• TAREAS POR REALIZAR:
A - Según el texto sobre la parábola de los viñadores, ¿por qué los sumos sacerdotes y los fariseos tuvieron miedo de detener a Jesús?
B - Transcriba literalmente el fragmento del texto sobre la parábola de los viñadores que va desde "Los profetas que" hasta "sus privilegios religiosos.".

• TEXTO FUENTE:
- - - - - - -

Mt 21,33-43.45-46
En aquel tiempo, dijo Jesús a los sumos sacerdotes y a los ancianos del pueblo: “Escuchad otra parábola. Había un propietario que plantó una viña, la rodeó de una cerca, cavó en ella un lagar y edificó una torre; la arrendó a unos labradores y se ausentó. Cuando llegó el tiempo de los frutos, envió sus siervos a los labradores para recibir sus frutos.
“Pero los labradores agarraron a los siervos, y a uno le golpearon, a otro le mataron, a otro le apedrearon. De nuevo envió otros siervos en mayor número que los primeros; pero los trataron de la misma manera. Finalmente les envió a su hijo, diciendo: ‘A mi hijo le respetarán.’ Pero los labradores, al ver al hijo, se dijeron entre sí: ‘Este es el heredero. Vamos, matémosle y quedémonos con su herencia.’ Y agarrándole, le echaron fuera de la viña y le mataron. Cuando venga, pues, el dueño de la viña, ¿qué hará con aquellos labradores?” Le respondieron: “Dará una muerte miserable a esos miserables y arrendará la viña a otros labradores, que le entreguen los frutos a su tiempo.”
Jesús les dijo: “¿No habéis leído nunca en las Escrituras: ‘La piedra que los constructores desecharon, en piedra angular se ha convertido; fue el Señor quien hizo esto y es maravilloso a nuestros ojos’? Por eso os digo que se os quitará el Reino de Dios para dárselo a un pueblo que rinda sus frutos.”
Los sumos sacerdotes y los fariseos, al oír sus parábolas, comprendieron que estaba refiriéndose a ellos. Y trataron de detenerle, pero tuvieron miedo a la gente, porque lo tenían por profeta.
Jesús no oculta su parecer sobre aquellos que quieren quitarle la vida. Aunque no los menciona directamente en la parábola, los sumos sacerdotes y fariseos entienden claramente que se estaba refiriendo a ellos. ¡Qué tragedia!
¡Cuánto había hecho Dios por Israel! Lo había elegido como un viñedo fecundo y de mil maneras le había mostrado su amor. Los sumos sacerdotes y los ancianos debieron haber resplandecido como el sol para alumbrar al Pueblo… Pero la parábola nos muestra claramente lo que sucedió.
Los profetas que Dios mandaba, llamaban una y otra vez a Israel a la conversión, le recordaban los innumerables beneficios con que Dios lo había colmado y denunciaban su infidelidad. En toda situación, por más enredada que fuese, tenían siempre abierto el camino a la conversión.
Ya en varias ocasiones hemos reflexionado sobre la razón por la cual el mal pudo expandirse tanto. En el caso de los enemigos de Jesús, que tenían la intención de matarlo, tal como Él lo dio a entender en la parábola y como se confirmó en su propia reacción, debía tratarse de corazones profundamente cerrados.
Probablemente veían en Jesús una amenaza y temían que Él les quitaría sus privilegios religiosos.

- - - - - - -

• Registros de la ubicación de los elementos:
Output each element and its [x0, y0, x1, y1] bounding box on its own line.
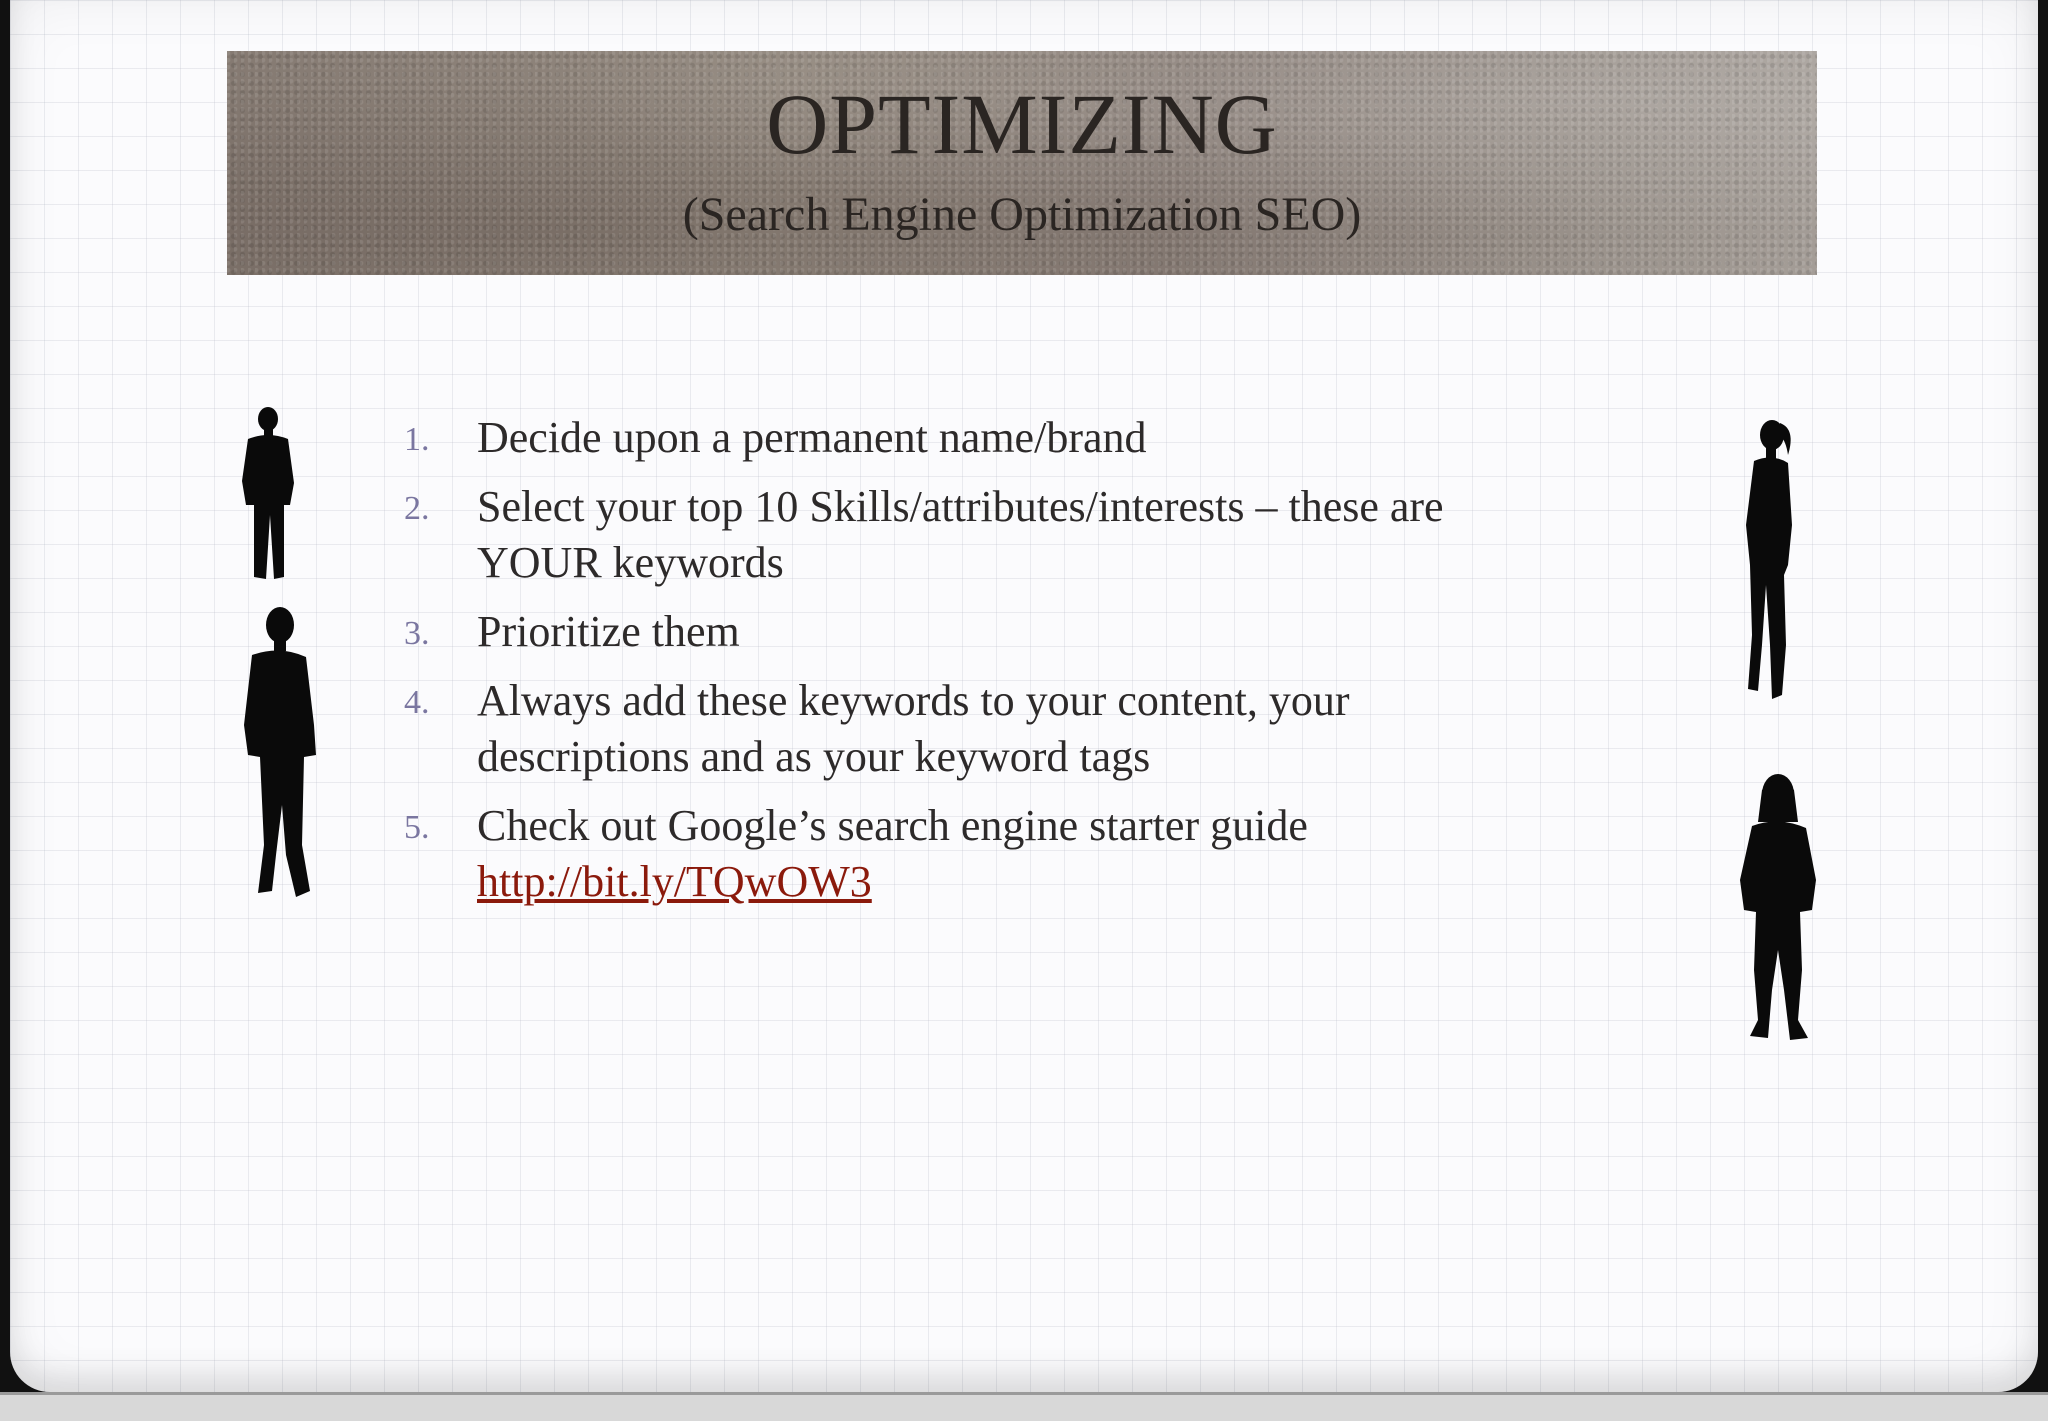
list-item-text: Always add these keywords to your content, your descriptions and as your keyword tags: [477, 676, 1350, 781]
list-number: 1.: [404, 421, 430, 458]
list-item: [388, 410, 1568, 466]
list-item: [388, 673, 1568, 785]
title-banner: [227, 51, 1817, 275]
list-number: 2.: [404, 490, 430, 527]
list-item-text: Decide upon a permanent name/brand: [477, 413, 1147, 462]
google-guide-link[interactable]: http://bit.ly/TQwOW3: [477, 857, 872, 906]
list-item: [388, 604, 1568, 660]
list-number: 5.: [404, 809, 430, 846]
woman-silhouette-icon: [1728, 770, 1828, 1045]
list-item-text: Check out Google’s search engine starter guide: [477, 801, 1308, 850]
slide-title: OPTIMIZING: [766, 76, 1278, 172]
window-bottom-edge: [0, 1392, 2048, 1421]
list-item: [388, 798, 1568, 910]
list-item-text: Select your top 10 Skills/attributes/interests – these are YOUR keywords: [477, 482, 1444, 587]
list-number: 4.: [404, 684, 430, 721]
slide: [10, 0, 2038, 1392]
slide-subtitle: (Search Engine Optimization SEO): [682, 188, 1362, 241]
list-number: 3.: [404, 615, 430, 652]
list-item: [388, 479, 1568, 591]
woman-silhouette-icon: [1730, 415, 1810, 705]
man-silhouette-icon: [230, 605, 330, 902]
man-silhouette-icon: [232, 405, 302, 580]
list-item-text: Prioritize them: [477, 607, 740, 656]
bullet-list: [388, 410, 1568, 923]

- - - - - - -

• RESPUESTAS DEL EJERCICIO:
A - Porque la gente tenía a Jesús por profeta.

B -
Los profetas que Dios mandaba, llamaban una y otra vez a Israel a la conversión, le recordaban los innumerables beneficios con que Dios lo había colmado y denunciaban su infidelidad. En toda situación, por más enredada que fuese, tenían siempre abierto el camino a la conversión.
Ya en varias ocasiones hemos reflexionado sobre la razón por la cual el mal pudo expandirse tanto. En el caso de los enemigos de Jesús, que tenían la intención de matarlo, tal como Él lo dio a entender en la parábola y como se confirmó en su propia reacción, debía tratarse de corazones profundamente cerrados.
Probablemente veían en Jesús una amenaza y temían que Él les quitaría sus privilegios religiosos.